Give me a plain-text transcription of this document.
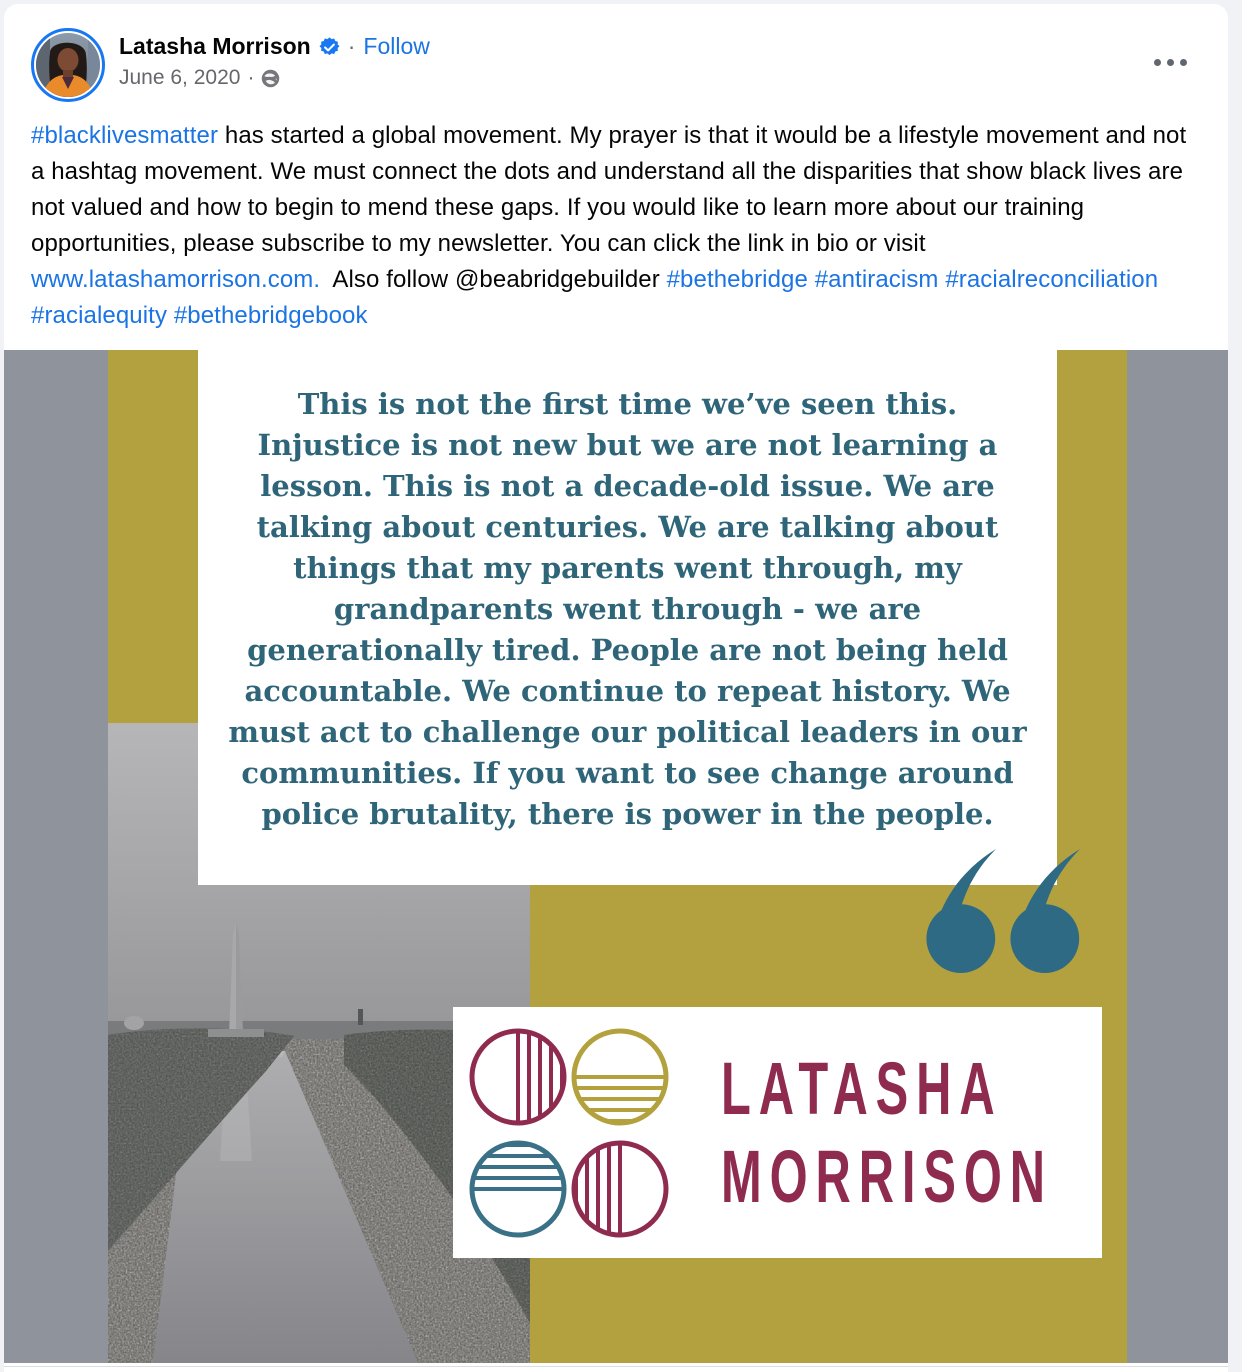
Latasha Morrison · Follow
June 6, 2020 ·

#blacklivesmatter has started a global movement. My prayer is that it would be a lifestyle movement and not a hashtag movement. We must connect the dots and understand all the disparities that show black lives are not valued and how to begin to mend these gaps. If you would like to learn more about our training opportunities, please subscribe to my newsletter. You can click the link in bio or visit www.latashamorrison.com.  Also follow @beabridgebuilder #bethebridge #antiracism #racialreconciliation #racialequity #bethebridgebook

This is not the first time we’ve seen this.
Injustice is not new but we are not learning a
lesson. This is not a decade-old issue. We are
talking about centuries. We are talking about
things that my parents went through, my
grandparents went through - we are
generationally tired. People are not being held
accountable. We continue to repeat history. We
must act to challenge our political leaders in our
communities. If you want to see change around
police brutality, there is power in the people.
LATASHA
MORRISON
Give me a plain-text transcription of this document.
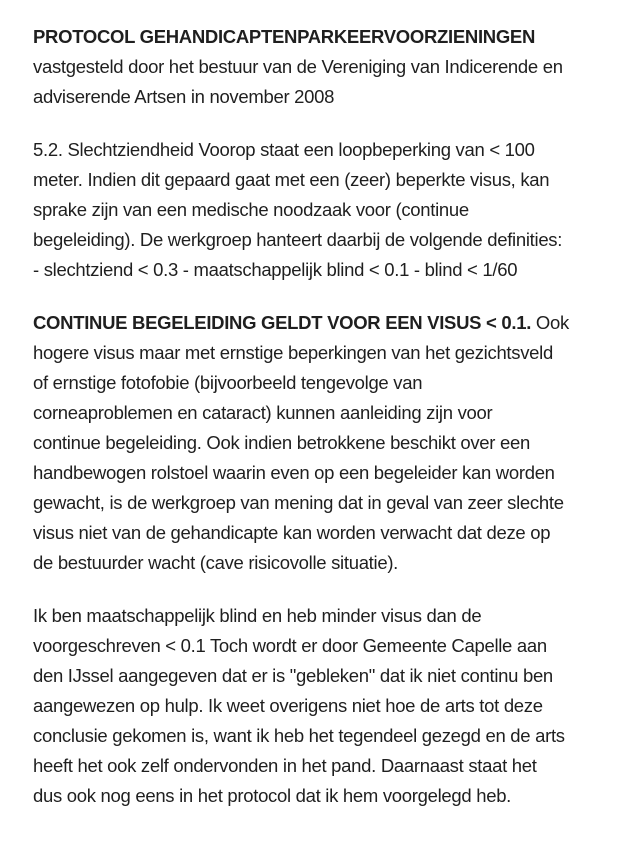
PROTOCOL GEHANDICAPTENPARKEERVOORZIENINGEN
vastgesteld door het bestuur van de Vereniging van Indicerende en
adviserende Artsen in november 2008
5.2. Slechtziendheid Voorop staat een loopbeperking van < 100
meter. Indien dit gepaard gaat met een (zeer) beperkte visus, kan
sprake zijn van een medische noodzaak voor (continue
begeleiding). De werkgroep hanteert daarbij de volgende definities:
- slechtziend < 0.3 - maatschappelijk blind < 0.1 - blind < 1/60
CONTINUE BEGELEIDING GELDT VOOR EEN VISUS < 0.1. Ook
hogere visus maar met ernstige beperkingen van het gezichtsveld
of ernstige fotofobie (bijvoorbeeld tengevolge van
corneaproblemen en cataract) kunnen aanleiding zijn voor
continue begeleiding. Ook indien betrokkene beschikt over een
handbewogen rolstoel waarin even op een begeleider kan worden
gewacht, is de werkgroep van mening dat in geval van zeer slechte
visus niet van de gehandicapte kan worden verwacht dat deze op
de bestuurder wacht (cave risicovolle situatie).
Ik ben maatschappelijk blind en heb minder visus dan de
voorgeschreven < 0.1 Toch wordt er door Gemeente Capelle aan
den IJssel aangegeven dat er is "gebleken" dat ik niet continu ben
aangewezen op hulp. Ik weet overigens niet hoe de arts tot deze
conclusie gekomen is, want ik heb het tegendeel gezegd en de arts
heeft het ook zelf ondervonden in het pand. Daarnaast staat het
dus ook nog eens in het protocol dat ik hem voorgelegd heb.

* **Requirements**
Reproduce all the entries that precede this task, word for word, minus any pictures.

* **Solution for this problem**
Give me a plain-text transcription of this document.
Latasha Morrison · Follow
June 6, 2020 ·

#blacklivesmatter has started a global movement. My prayer is that it would be a lifestyle movement and not a hashtag movement. We must connect the dots and understand all the disparities that show black lives are not valued and how to begin to mend these gaps. If you would like to learn more about our training opportunities, please subscribe to my newsletter. You can click the link in bio or visit www.latashamorrison.com.  Also follow @beabridgebuilder #bethebridge #antiracism #racialreconciliation #racialequity #bethebridgebook

This is not the first time we’ve seen this.
Injustice is not new but we are not learning a
lesson. This is not a decade-old issue. We are
talking about centuries. We are talking about
things that my parents went through, my
grandparents went through - we are
generationally tired. People are not being held
accountable. We continue to repeat history. We
must act to challenge our political leaders in our
communities. If you want to see change around
police brutality, there is power in the people.
LATASHA
MORRISON
Give me a plain-text transcription of this document.
PROTOCOL GEHANDICAPTENPARKEERVOORZIENINGEN
vastgesteld door het bestuur van de Vereniging van Indicerende en
adviserende Artsen in november 2008
5.2. Slechtziendheid Voorop staat een loopbeperking van < 100
meter. Indien dit gepaard gaat met een (zeer) beperkte visus, kan
sprake zijn van een medische noodzaak voor (continue
begeleiding). De werkgroep hanteert daarbij de volgende definities:
- slechtziend < 0.3 - maatschappelijk blind < 0.1 - blind < 1/60
CONTINUE BEGELEIDING GELDT VOOR EEN VISUS < 0.1. Ook
hogere visus maar met ernstige beperkingen van het gezichtsveld
of ernstige fotofobie (bijvoorbeeld tengevolge van
corneaproblemen en cataract) kunnen aanleiding zijn voor
continue begeleiding. Ook indien betrokkene beschikt over een
handbewogen rolstoel waarin even op een begeleider kan worden
gewacht, is de werkgroep van mening dat in geval van zeer slechte
visus niet van de gehandicapte kan worden verwacht dat deze op
de bestuurder wacht (cave risicovolle situatie).
Ik ben maatschappelijk blind en heb minder visus dan de
voorgeschreven < 0.1 Toch wordt er door Gemeente Capelle aan
den IJssel aangegeven dat er is "gebleken" dat ik niet continu ben
aangewezen op hulp. Ik weet overigens niet hoe de arts tot deze
conclusie gekomen is, want ik heb het tegendeel gezegd en de arts
heeft het ook zelf ondervonden in het pand. Daarnaast staat het
dus ook nog eens in het protocol dat ik hem voorgelegd heb.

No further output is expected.